Problem tanımı: Aşağıdaki satırları düzenleyin: "output-line" geçen her yerde onu "terminal-line" ile değiştirin, geri kalan her şeyi olduğu gibi bırakın.

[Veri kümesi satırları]
____
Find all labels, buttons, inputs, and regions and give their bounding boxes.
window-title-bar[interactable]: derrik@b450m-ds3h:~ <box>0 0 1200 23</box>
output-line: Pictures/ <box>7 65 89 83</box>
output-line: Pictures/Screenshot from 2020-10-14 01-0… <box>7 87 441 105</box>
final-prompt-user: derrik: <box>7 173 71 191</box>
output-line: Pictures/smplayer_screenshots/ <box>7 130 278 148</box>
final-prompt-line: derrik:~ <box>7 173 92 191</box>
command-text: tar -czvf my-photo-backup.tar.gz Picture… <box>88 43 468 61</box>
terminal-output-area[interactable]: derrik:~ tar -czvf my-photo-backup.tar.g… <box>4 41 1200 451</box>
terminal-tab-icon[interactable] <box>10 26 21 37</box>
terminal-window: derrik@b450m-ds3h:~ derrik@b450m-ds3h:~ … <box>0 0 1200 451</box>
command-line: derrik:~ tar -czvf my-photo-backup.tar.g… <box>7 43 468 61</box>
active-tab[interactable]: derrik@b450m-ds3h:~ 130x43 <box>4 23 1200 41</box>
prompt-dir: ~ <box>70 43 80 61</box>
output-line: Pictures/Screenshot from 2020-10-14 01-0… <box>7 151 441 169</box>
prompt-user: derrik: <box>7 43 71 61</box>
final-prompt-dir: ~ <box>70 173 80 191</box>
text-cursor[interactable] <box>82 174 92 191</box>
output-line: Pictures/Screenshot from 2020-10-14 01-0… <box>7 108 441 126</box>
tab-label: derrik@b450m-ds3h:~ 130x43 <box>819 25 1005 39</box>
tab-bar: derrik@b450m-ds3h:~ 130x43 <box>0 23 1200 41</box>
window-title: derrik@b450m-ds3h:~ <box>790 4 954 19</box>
____
Alıştırma çıktısı:
Find all labels, buttons, inputs, and regions and give their bounding boxes.
window-title-bar[interactable]: derrik@b450m-ds3h:~ <box>0 0 1200 23</box>
terminal-line: Pictures/ <box>7 65 89 83</box>
terminal-line: Pictures/Screenshot from 2020-10-14 01-0… <box>7 87 441 105</box>
final-prompt-user: derrik: <box>7 173 71 191</box>
terminal-line: Pictures/smplayer_screenshots/ <box>7 130 278 148</box>
final-prompt-line: derrik:~ <box>7 173 92 191</box>
command-text: tar -czvf my-photo-backup.tar.gz Picture… <box>88 43 468 61</box>
terminal-output-area[interactable]: derrik:~ tar -czvf my-photo-backup.tar.g… <box>4 41 1200 451</box>
terminal-tab-icon[interactable] <box>10 26 21 37</box>
terminal-window: derrik@b450m-ds3h:~ derrik@b450m-ds3h:~ … <box>0 0 1200 451</box>
command-line: derrik:~ tar -czvf my-photo-backup.tar.g… <box>7 43 468 61</box>
active-tab[interactable]: derrik@b450m-ds3h:~ 130x43 <box>4 23 1200 41</box>
prompt-dir: ~ <box>70 43 80 61</box>
terminal-line: Pictures/Screenshot from 2020-10-14 01-0… <box>7 151 441 169</box>
prompt-user: derrik: <box>7 43 71 61</box>
final-prompt-dir: ~ <box>70 173 80 191</box>
text-cursor[interactable] <box>82 174 92 191</box>
terminal-line: Pictures/Screenshot from 2020-10-14 01-0… <box>7 108 441 126</box>
tab-label: derrik@b450m-ds3h:~ 130x43 <box>819 25 1005 39</box>
tab-bar: derrik@b450m-ds3h:~ 130x43 <box>0 23 1200 41</box>
window-title: derrik@b450m-ds3h:~ <box>790 4 954 19</box>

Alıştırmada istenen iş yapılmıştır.